• TASK DIRECTIONS:
Return each line of the data below that contains the string "then".
::: EXERCISE MATERIALS
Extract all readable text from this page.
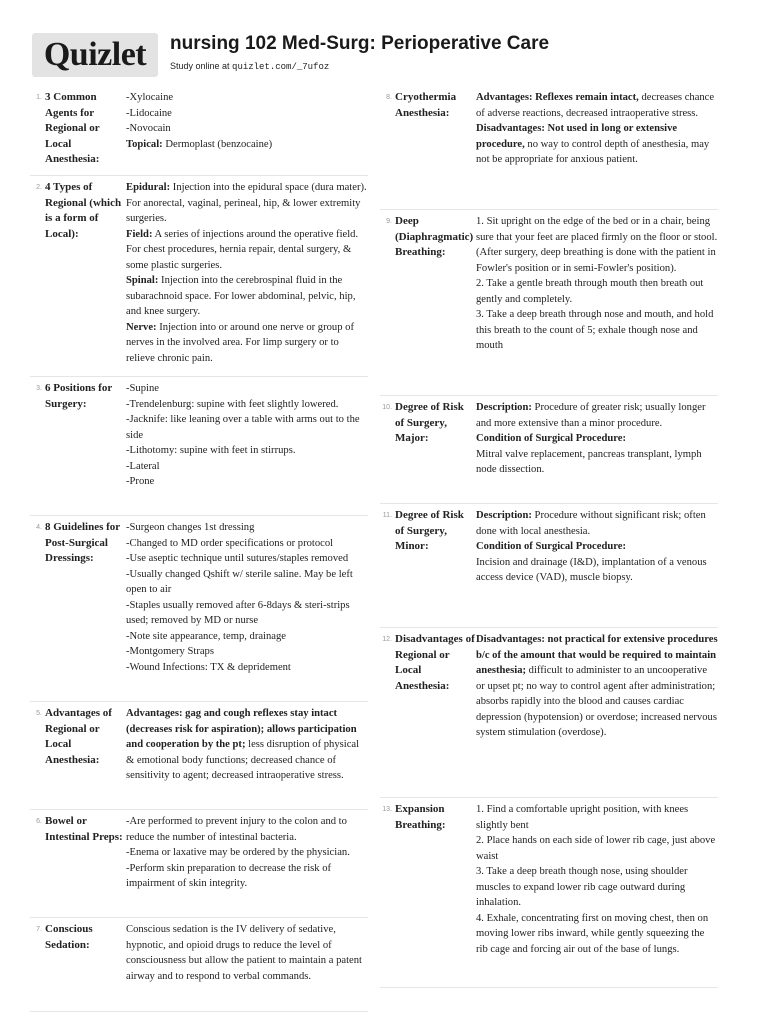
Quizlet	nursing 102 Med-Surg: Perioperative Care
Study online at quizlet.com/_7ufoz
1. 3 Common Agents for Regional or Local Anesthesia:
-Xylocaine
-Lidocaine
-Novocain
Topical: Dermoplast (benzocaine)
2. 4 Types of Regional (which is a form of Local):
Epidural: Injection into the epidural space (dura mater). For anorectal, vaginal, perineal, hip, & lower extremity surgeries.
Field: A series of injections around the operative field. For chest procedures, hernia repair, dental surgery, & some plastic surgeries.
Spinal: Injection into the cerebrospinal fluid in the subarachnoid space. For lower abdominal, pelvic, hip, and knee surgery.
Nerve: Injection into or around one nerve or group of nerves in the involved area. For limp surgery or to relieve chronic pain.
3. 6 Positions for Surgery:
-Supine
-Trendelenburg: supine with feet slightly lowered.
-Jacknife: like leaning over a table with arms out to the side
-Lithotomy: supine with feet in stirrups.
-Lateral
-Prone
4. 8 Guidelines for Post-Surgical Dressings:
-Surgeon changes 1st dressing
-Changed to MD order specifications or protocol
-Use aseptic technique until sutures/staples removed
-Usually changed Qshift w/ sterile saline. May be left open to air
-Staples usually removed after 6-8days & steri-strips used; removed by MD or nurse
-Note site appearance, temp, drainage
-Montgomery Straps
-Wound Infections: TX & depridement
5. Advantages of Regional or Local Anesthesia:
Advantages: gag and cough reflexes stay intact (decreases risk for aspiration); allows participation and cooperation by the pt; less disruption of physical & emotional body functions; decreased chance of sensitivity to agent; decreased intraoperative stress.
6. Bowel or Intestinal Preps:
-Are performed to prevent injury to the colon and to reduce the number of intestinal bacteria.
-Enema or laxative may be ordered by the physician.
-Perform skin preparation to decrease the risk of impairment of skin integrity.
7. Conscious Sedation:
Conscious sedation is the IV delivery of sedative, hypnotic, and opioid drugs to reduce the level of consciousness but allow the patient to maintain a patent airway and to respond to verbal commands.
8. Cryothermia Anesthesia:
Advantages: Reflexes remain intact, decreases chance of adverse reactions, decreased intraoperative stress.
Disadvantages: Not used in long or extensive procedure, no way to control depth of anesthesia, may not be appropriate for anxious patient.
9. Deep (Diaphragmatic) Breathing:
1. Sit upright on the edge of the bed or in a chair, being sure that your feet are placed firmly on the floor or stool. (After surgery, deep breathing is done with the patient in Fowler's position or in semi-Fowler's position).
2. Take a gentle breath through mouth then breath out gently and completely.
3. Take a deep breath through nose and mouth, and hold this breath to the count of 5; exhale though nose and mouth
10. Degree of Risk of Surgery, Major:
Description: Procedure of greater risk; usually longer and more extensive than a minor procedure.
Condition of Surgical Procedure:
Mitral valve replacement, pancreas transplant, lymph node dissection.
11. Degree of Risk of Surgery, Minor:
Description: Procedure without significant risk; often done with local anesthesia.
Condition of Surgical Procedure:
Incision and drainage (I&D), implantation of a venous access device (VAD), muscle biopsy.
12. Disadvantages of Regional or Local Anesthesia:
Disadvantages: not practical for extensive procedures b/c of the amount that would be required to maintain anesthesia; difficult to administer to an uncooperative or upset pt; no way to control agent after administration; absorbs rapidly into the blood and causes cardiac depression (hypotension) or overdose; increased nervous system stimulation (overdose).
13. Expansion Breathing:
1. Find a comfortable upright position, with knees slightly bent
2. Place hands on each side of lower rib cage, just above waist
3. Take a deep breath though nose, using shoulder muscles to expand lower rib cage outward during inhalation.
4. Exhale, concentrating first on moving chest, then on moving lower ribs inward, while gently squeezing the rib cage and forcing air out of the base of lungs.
::::::
::: EXERCISE MATERIALS
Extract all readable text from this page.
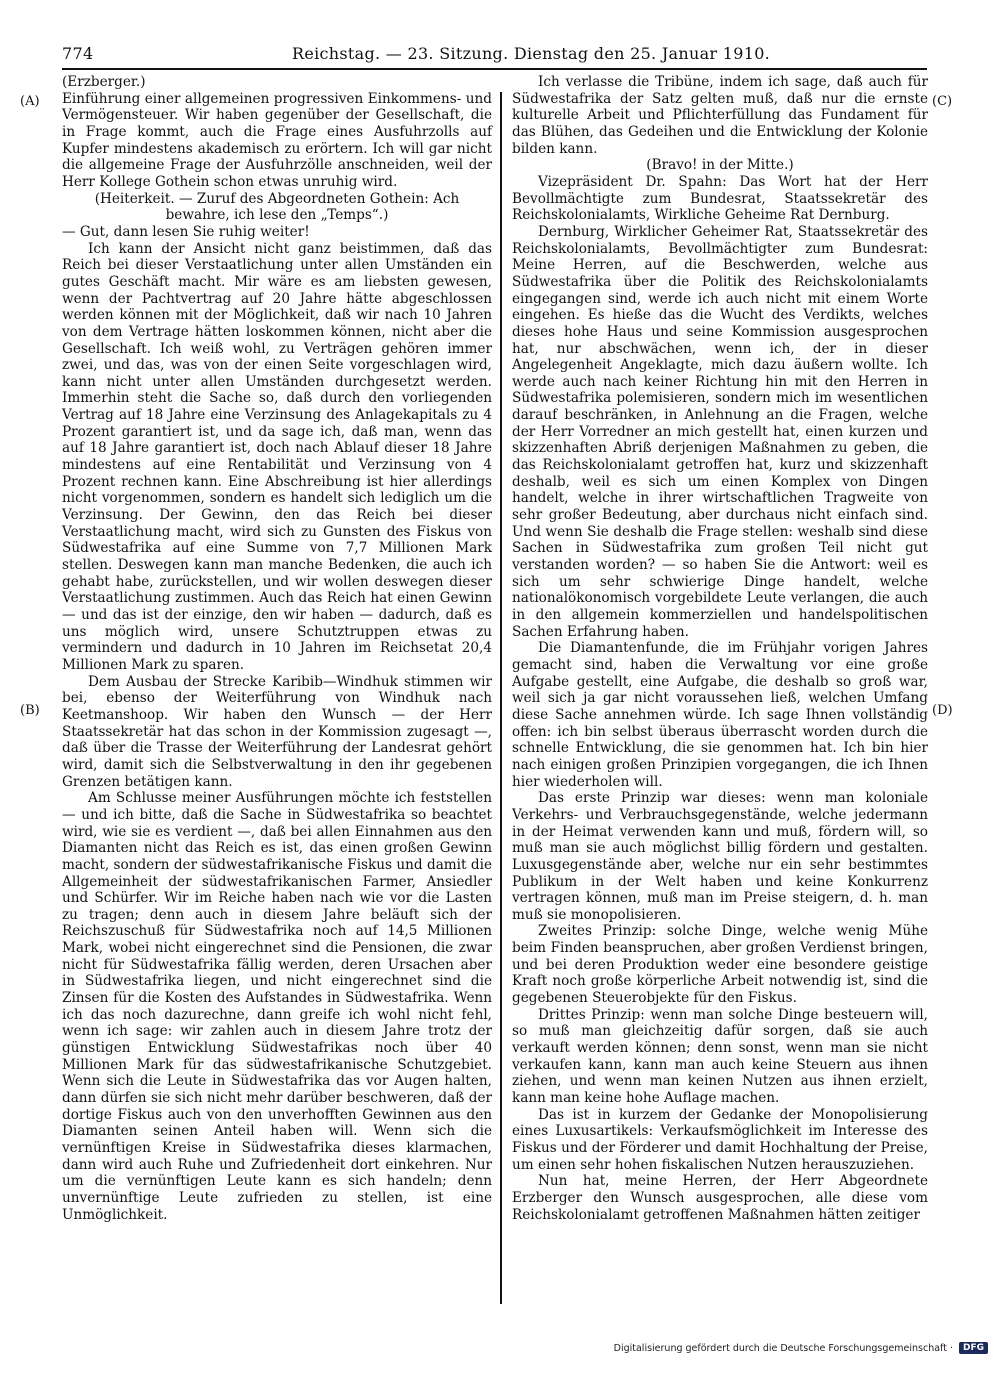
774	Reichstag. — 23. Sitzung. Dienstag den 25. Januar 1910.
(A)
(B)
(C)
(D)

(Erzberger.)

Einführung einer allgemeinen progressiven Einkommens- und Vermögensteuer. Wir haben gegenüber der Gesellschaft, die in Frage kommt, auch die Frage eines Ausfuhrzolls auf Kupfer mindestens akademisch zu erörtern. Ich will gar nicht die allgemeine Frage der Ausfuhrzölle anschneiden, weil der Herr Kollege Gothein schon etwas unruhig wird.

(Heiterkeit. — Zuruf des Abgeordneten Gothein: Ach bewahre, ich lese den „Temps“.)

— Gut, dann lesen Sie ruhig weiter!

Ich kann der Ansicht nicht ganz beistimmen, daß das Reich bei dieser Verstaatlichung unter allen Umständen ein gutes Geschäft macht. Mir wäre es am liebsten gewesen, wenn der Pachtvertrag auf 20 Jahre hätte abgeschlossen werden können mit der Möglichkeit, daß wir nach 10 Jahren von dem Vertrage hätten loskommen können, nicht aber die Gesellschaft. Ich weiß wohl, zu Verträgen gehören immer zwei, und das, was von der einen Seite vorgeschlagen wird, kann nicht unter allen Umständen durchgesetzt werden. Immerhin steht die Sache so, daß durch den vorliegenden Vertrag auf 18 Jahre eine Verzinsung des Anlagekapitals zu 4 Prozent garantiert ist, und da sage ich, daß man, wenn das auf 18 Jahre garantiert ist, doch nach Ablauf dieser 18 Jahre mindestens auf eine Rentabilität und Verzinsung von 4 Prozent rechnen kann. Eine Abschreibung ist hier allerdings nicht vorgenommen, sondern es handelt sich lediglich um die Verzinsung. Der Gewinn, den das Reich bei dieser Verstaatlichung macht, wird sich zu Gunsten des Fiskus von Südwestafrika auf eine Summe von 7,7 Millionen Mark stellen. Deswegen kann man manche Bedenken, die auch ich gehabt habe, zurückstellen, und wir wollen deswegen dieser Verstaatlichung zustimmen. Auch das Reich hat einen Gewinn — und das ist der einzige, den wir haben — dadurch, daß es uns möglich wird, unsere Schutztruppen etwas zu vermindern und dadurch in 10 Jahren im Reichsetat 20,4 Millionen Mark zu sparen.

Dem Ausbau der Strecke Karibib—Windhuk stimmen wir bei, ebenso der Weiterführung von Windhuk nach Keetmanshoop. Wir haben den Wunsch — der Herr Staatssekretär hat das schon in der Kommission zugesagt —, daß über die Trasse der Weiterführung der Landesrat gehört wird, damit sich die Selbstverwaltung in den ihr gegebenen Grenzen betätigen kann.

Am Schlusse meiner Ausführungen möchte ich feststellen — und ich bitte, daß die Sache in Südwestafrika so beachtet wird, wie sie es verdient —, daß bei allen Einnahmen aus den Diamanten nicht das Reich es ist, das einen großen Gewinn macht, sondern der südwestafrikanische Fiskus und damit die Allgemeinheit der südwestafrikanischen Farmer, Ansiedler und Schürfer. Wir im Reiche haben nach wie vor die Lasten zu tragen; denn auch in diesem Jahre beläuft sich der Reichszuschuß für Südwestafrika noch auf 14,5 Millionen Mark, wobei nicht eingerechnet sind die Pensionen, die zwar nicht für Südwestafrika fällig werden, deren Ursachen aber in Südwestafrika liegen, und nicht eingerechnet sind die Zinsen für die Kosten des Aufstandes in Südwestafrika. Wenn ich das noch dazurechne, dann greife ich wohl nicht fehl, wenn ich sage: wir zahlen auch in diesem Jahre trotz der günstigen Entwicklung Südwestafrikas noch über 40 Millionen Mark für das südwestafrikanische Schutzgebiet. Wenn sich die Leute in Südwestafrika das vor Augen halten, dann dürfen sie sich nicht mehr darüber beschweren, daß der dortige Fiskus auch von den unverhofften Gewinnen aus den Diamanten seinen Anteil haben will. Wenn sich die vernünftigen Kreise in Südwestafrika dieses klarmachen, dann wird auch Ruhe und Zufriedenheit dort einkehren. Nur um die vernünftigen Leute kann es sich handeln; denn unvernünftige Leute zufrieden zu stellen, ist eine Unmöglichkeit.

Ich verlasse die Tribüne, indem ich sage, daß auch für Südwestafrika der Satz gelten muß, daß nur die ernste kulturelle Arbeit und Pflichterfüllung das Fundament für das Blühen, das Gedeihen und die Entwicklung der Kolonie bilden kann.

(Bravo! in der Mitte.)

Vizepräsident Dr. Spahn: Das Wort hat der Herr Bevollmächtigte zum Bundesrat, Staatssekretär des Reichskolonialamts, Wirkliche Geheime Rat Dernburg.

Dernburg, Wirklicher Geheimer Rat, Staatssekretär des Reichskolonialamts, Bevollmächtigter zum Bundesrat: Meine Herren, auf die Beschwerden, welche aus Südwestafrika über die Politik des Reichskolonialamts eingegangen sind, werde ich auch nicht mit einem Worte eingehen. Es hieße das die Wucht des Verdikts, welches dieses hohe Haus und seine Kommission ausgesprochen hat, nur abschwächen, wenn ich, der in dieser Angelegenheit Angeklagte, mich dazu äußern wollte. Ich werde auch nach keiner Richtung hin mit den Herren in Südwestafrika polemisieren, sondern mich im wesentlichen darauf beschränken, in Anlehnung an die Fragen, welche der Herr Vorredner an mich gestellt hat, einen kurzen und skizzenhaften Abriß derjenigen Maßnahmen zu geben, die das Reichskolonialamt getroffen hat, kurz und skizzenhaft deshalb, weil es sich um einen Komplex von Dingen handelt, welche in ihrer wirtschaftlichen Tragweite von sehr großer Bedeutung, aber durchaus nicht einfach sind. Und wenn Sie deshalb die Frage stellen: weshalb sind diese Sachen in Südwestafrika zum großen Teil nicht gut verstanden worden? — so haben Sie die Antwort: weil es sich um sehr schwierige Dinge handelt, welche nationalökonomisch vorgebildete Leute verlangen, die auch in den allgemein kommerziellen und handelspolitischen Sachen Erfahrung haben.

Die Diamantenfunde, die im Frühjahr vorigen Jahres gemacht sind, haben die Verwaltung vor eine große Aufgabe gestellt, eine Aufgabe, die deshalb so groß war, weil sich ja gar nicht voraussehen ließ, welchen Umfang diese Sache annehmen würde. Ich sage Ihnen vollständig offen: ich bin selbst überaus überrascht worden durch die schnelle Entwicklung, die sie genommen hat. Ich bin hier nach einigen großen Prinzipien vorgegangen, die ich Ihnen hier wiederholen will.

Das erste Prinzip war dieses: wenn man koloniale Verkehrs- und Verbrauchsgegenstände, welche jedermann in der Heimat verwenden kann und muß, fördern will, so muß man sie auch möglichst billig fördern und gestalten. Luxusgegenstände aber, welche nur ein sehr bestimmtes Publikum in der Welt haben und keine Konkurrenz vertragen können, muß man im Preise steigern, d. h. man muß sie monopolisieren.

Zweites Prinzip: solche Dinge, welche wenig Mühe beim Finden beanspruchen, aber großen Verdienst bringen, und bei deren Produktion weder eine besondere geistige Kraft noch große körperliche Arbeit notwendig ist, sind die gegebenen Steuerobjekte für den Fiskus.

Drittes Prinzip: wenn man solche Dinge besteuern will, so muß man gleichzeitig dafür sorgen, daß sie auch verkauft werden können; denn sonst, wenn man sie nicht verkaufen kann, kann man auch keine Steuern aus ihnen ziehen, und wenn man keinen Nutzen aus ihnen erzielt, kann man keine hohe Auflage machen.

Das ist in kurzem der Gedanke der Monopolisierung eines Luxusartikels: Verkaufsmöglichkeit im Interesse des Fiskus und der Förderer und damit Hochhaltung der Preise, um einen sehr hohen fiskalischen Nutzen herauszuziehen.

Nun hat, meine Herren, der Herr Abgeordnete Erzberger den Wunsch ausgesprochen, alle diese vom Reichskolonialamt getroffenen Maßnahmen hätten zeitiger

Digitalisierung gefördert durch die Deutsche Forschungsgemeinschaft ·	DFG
::::::
• YOUR SOLUTION:
2. Take a gentle breath through mouth then breath out gently and completely.
4. Exhale, concentrating first on moving chest, then on moving lower ribs inward, while gently squeezing the rib cage and forcing air out of the base of lungs.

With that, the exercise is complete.